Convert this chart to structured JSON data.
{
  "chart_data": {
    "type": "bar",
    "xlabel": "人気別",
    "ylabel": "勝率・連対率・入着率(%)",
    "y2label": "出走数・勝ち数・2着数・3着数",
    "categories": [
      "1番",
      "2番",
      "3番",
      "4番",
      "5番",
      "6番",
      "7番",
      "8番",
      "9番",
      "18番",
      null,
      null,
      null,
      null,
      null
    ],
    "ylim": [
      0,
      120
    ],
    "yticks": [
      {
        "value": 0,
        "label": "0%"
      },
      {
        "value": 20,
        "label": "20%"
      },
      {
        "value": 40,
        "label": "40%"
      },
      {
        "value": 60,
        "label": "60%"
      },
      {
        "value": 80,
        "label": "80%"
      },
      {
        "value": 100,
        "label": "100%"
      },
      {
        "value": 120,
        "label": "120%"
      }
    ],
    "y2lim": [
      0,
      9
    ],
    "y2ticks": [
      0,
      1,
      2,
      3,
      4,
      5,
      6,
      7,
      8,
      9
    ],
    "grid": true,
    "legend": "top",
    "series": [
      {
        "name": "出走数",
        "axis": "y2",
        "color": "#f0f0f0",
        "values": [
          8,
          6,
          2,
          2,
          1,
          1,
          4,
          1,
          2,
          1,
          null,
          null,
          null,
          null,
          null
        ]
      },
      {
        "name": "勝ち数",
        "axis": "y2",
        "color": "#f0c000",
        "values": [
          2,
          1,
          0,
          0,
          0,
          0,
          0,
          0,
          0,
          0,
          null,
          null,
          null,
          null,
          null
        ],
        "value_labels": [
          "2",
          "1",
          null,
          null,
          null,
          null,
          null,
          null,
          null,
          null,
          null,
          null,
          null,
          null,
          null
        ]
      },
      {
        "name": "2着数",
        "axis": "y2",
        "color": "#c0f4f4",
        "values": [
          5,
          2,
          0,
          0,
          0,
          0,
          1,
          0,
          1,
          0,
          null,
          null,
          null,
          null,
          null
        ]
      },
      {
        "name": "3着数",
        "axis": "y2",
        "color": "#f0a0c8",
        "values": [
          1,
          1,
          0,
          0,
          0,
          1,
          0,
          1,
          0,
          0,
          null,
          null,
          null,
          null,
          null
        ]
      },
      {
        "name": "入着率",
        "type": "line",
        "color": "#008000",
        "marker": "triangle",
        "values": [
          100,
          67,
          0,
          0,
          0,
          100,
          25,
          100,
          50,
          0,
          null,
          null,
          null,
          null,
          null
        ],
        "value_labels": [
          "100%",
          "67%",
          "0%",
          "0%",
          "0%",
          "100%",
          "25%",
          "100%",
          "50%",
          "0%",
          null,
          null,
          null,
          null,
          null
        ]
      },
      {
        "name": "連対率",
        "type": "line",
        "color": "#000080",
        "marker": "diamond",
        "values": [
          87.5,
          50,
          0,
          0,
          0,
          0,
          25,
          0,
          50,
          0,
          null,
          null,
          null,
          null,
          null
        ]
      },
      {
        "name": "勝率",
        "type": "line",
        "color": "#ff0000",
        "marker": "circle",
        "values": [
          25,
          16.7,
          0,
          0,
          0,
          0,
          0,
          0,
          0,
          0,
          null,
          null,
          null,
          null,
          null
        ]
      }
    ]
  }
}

* [TASK TO COMPLETE]:
Retype the material in full, character for character.

* [CORRECT RESULT]:
Convert this chart to structured JSON data.
{
  "chart_data": {
    "type": "bar",
    "xlabel": "人気別",
    "ylabel": "勝率・連対率・入着率(%)",
    "y2label": "出走数・勝ち数・2着数・3着数",
    "categories": [
      "1番",
      "2番",
      "3番",
      "4番",
      "5番",
      "6番",
      "7番",
      "8番",
      "9番",
      "18番",
      null,
      null,
      null,
      null,
      null
    ],
    "ylim": [
      0,
      120
    ],
    "yticks": [
      {
        "value": 0,
        "label": "0%"
      },
      {
        "value": 20,
        "label": "20%"
      },
      {
        "value": 40,
        "label": "40%"
      },
      {
        "value": 60,
        "label": "60%"
      },
      {
        "value": 80,
        "label": "80%"
      },
      {
        "value": 100,
        "label": "100%"
      },
      {
        "value": 120,
        "label": "120%"
      }
    ],
    "y2lim": [
      0,
      9
    ],
    "y2ticks": [
      0,
      1,
      2,
      3,
      4,
      5,
      6,
      7,
      8,
      9
    ],
    "grid": true,
    "legend": "top",
    "series": [
      {
        "name": "出走数",
        "axis": "y2",
        "color": "#f0f0f0",
        "values": [
          8,
          6,
          2,
          2,
          1,
          1,
          4,
          1,
          2,
          1,
          null,
          null,
          null,
          null,
          null
        ]
      },
      {
        "name": "勝ち数",
        "axis": "y2",
        "color": "#f0c000",
        "values": [
          2,
          1,
          0,
          0,
          0,
          0,
          0,
          0,
          0,
          0,
          null,
          null,
          null,
          null,
          null
        ],
        "value_labels": [
          "2",
          "1",
          null,
          null,
          null,
          null,
          null,
          null,
          null,
          null,
          null,
          null,
          null,
          null,
          null
        ]
      },
      {
        "name": "2着数",
        "axis": "y2",
        "color": "#c0f4f4",
        "values": [
          5,
          2,
          0,
          0,
          0,
          0,
          1,
          0,
          1,
          0,
          null,
          null,
          null,
          null,
          null
        ]
      },
      {
        "name": "3着数",
        "axis": "y2",
        "color": "#f0a0c8",
        "values": [
          1,
          1,
          0,
          0,
          0,
          1,
          0,
          1,
          0,
          0,
          null,
          null,
          null,
          null,
          null
        ]
      },
      {
        "name": "入着率",
        "type": "line",
        "color": "#008000",
        "marker": "triangle",
        "values": [
          100,
          67,
          0,
          0,
          0,
          100,
          25,
          100,
          50,
          0,
          null,
          null,
          null,
          null,
          null
        ],
        "value_labels": [
          "100%",
          "67%",
          "0%",
          "0%",
          "0%",
          "100%",
          "25%",
          "100%",
          "50%",
          "0%",
          null,
          null,
          null,
          null,
          null
        ]
      },
      {
        "name": "連対率",
        "type": "line",
        "color": "#000080",
        "marker": "diamond",
        "values": [
          87.5,
          50,
          0,
          0,
          0,
          0,
          25,
          0,
          50,
          0,
          null,
          null,
          null,
          null,
          null
        ]
      },
      {
        "name": "勝率",
        "type": "line",
        "color": "#ff0000",
        "marker": "circle",
        "values": [
          25,
          16.7,
          0,
          0,
          0,
          0,
          0,
          0,
          0,
          0,
          null,
          null,
          null,
          null,
          null
        ]
      }
    ]
  }
}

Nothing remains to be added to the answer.